MATERIAL PROVIDED:
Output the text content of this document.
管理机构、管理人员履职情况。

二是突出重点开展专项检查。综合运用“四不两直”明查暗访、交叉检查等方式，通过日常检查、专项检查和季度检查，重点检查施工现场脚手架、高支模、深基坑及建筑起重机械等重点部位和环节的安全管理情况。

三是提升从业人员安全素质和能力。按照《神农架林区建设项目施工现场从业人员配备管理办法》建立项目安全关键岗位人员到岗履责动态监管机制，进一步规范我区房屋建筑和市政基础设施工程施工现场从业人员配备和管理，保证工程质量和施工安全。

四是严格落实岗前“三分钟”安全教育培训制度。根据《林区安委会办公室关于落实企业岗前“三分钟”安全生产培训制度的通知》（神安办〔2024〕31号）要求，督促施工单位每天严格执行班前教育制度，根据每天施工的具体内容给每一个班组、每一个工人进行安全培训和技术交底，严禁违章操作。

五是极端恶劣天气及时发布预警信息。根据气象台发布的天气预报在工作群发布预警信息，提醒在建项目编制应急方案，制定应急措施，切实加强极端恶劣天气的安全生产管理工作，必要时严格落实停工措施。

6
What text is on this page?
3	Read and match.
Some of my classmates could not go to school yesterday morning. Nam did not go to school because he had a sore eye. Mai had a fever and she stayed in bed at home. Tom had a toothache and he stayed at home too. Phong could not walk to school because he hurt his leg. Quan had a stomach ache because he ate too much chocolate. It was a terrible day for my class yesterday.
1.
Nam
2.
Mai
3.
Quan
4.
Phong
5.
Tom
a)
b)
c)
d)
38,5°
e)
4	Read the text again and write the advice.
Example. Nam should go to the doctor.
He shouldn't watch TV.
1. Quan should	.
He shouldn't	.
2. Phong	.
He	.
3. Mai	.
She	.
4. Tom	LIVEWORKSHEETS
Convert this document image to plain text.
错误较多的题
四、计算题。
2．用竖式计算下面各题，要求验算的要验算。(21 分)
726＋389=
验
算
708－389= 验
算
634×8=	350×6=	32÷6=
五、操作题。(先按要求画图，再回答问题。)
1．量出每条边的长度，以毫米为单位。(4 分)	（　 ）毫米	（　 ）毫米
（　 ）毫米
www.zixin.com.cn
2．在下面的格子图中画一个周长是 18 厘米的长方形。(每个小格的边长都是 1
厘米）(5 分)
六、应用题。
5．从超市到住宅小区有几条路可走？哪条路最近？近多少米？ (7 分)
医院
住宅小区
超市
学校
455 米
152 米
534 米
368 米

INSTRUCTIONS FOR THE TASK: Say how many lines above hold the word "document", giving only the count.

WRITTEN SOLUTION: 2